**AVAILABLE DATA:**
— Start —
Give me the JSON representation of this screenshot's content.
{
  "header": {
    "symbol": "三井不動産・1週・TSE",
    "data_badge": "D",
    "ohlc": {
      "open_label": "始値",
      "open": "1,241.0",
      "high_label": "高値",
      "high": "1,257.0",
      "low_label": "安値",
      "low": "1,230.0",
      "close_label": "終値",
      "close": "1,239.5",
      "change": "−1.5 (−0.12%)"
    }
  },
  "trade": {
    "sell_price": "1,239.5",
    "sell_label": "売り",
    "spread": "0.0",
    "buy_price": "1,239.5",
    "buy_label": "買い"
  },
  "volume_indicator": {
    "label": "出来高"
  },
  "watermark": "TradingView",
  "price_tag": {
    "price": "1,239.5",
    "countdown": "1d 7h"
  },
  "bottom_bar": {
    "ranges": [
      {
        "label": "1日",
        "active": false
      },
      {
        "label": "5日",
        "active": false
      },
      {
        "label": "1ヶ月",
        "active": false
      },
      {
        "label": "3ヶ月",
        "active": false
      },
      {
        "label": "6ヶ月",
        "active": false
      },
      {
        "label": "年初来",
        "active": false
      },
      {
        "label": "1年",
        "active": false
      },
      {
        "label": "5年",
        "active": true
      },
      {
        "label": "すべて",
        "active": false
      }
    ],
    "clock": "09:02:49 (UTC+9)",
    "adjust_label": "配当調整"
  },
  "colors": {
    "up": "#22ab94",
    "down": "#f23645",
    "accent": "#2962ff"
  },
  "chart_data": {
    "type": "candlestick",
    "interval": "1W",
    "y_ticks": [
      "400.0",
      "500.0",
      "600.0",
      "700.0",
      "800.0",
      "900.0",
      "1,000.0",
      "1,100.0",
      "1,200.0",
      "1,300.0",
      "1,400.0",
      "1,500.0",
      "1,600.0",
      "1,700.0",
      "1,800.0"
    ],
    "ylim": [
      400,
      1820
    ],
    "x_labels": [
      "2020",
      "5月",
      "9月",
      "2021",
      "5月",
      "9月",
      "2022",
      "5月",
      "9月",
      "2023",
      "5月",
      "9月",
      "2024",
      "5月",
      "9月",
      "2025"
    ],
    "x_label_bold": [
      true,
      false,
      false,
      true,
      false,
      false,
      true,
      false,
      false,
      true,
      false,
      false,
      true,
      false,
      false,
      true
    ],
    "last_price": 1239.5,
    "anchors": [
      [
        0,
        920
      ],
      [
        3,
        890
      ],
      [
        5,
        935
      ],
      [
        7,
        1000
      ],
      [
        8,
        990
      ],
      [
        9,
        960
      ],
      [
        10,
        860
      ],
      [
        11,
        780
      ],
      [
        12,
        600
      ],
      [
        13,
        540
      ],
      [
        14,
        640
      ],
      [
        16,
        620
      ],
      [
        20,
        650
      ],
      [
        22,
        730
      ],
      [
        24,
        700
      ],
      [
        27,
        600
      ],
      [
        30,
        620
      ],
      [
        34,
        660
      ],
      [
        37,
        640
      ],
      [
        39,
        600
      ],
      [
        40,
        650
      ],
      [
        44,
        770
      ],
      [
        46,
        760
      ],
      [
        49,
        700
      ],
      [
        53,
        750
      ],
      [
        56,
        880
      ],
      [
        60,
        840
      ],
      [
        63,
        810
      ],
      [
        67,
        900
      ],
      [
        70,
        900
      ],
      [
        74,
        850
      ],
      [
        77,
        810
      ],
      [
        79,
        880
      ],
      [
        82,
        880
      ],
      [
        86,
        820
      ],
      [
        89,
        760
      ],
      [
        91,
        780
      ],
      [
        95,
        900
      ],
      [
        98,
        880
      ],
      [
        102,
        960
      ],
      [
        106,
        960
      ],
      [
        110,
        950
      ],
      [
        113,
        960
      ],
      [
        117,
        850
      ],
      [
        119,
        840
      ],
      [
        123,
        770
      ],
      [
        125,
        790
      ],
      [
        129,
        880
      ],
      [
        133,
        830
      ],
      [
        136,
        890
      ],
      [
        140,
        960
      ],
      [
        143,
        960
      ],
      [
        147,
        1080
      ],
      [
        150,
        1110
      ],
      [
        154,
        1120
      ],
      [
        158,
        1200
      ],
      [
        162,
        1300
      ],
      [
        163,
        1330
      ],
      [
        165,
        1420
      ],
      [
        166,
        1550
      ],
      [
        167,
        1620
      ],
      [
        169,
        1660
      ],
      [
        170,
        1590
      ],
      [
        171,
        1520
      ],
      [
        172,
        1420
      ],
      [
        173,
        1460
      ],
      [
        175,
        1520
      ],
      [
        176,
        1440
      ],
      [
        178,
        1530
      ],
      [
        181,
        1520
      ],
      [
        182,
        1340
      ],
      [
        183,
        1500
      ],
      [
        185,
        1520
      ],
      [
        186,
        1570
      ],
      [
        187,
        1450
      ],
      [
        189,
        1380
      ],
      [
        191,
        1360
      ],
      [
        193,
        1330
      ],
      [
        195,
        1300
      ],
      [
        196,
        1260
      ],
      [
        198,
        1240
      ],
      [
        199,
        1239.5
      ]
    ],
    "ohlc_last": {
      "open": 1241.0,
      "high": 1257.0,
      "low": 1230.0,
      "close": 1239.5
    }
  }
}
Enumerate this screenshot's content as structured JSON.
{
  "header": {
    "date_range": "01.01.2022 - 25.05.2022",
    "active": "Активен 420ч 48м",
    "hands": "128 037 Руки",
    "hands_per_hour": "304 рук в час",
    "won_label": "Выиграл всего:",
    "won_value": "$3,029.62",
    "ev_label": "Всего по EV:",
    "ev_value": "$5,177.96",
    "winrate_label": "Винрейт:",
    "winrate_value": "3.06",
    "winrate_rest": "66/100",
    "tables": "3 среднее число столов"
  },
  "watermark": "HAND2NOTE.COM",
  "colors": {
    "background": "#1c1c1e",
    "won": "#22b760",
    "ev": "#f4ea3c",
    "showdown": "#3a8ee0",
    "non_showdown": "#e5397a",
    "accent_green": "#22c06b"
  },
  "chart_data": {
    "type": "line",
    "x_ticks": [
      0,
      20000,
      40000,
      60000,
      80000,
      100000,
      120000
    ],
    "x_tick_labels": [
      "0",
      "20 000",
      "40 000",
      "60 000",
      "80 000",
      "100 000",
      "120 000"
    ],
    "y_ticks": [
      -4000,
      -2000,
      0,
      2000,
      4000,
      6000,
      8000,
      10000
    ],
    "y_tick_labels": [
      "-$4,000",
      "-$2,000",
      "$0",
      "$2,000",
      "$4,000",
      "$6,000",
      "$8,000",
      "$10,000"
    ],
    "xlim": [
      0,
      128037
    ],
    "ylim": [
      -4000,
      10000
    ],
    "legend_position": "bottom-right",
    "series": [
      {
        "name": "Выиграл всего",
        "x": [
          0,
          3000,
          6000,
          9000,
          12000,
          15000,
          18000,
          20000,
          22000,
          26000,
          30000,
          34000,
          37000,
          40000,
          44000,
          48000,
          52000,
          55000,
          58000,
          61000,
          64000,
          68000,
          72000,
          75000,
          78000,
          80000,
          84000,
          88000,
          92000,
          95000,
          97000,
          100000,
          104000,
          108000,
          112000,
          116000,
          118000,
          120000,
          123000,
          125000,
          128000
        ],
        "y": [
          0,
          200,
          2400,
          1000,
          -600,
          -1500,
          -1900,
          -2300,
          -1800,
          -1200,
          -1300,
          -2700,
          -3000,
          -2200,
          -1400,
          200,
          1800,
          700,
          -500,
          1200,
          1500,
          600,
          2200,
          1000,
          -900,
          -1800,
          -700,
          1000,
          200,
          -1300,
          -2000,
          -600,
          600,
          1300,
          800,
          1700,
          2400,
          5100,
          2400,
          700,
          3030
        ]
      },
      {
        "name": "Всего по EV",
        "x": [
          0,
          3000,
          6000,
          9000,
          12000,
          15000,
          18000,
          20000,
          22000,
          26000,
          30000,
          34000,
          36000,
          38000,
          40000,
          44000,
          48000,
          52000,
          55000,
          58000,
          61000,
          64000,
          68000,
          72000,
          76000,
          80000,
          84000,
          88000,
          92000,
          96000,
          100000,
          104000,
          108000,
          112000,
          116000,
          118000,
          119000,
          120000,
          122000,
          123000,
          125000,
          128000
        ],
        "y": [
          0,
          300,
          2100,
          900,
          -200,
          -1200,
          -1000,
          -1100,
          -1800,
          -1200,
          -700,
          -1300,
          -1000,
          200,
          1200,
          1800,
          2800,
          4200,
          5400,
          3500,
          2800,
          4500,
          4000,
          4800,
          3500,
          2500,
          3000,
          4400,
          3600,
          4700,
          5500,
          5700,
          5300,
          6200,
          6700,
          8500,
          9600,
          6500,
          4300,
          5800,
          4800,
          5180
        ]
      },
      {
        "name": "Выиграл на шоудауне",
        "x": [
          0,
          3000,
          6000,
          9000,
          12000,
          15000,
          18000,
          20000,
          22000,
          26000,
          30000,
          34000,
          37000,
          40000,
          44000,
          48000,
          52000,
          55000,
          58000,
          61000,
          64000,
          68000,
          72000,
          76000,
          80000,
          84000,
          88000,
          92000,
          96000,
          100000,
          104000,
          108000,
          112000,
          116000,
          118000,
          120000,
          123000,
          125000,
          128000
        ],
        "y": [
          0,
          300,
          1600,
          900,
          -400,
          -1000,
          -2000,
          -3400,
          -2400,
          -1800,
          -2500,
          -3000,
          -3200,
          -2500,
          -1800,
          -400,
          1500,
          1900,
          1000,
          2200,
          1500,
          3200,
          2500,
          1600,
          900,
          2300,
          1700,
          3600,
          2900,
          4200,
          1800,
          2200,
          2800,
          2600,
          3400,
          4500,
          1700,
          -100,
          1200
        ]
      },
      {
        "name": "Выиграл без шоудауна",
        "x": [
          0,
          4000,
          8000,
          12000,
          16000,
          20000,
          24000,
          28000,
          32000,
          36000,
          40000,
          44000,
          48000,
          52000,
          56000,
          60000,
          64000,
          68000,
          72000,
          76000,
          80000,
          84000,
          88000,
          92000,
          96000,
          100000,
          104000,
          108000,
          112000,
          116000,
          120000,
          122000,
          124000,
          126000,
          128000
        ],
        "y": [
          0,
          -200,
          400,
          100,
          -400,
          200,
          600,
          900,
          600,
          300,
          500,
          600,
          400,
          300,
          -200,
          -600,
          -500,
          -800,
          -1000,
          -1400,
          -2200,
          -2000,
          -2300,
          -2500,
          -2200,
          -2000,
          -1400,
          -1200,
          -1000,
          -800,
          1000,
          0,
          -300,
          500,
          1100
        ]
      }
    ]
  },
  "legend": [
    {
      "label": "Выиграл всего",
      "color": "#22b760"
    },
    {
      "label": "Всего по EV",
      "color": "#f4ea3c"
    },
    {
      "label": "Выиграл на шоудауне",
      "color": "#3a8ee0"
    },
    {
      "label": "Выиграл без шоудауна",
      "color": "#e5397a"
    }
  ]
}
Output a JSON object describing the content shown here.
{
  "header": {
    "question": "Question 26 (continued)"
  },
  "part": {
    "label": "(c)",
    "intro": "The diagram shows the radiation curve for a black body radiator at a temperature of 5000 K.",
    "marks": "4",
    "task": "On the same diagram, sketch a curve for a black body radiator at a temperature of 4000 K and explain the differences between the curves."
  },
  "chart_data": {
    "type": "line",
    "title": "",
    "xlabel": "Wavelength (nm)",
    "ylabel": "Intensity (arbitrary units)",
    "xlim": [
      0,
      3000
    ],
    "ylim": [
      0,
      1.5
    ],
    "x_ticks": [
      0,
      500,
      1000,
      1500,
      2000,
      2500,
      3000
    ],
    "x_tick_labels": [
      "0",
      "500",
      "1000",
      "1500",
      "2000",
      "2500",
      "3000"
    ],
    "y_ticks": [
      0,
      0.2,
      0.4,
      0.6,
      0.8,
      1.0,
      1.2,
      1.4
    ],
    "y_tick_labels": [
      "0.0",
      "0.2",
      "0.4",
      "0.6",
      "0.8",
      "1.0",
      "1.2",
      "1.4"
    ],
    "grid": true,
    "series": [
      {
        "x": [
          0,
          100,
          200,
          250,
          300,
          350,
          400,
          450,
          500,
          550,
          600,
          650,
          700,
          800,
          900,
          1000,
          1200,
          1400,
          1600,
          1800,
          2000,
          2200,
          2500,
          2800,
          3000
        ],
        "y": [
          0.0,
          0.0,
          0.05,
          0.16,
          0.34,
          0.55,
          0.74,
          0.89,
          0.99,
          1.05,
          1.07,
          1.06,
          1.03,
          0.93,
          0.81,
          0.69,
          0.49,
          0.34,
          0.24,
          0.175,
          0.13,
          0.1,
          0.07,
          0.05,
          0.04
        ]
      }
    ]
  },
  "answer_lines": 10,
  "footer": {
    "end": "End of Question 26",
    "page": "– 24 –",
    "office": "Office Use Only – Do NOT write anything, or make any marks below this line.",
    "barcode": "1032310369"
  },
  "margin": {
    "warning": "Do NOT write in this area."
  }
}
— End —
**EXERCISE GOAL:**
State how many lines of the listing include "write", and nothing more.

**EXPECTED OUTPUT:**
2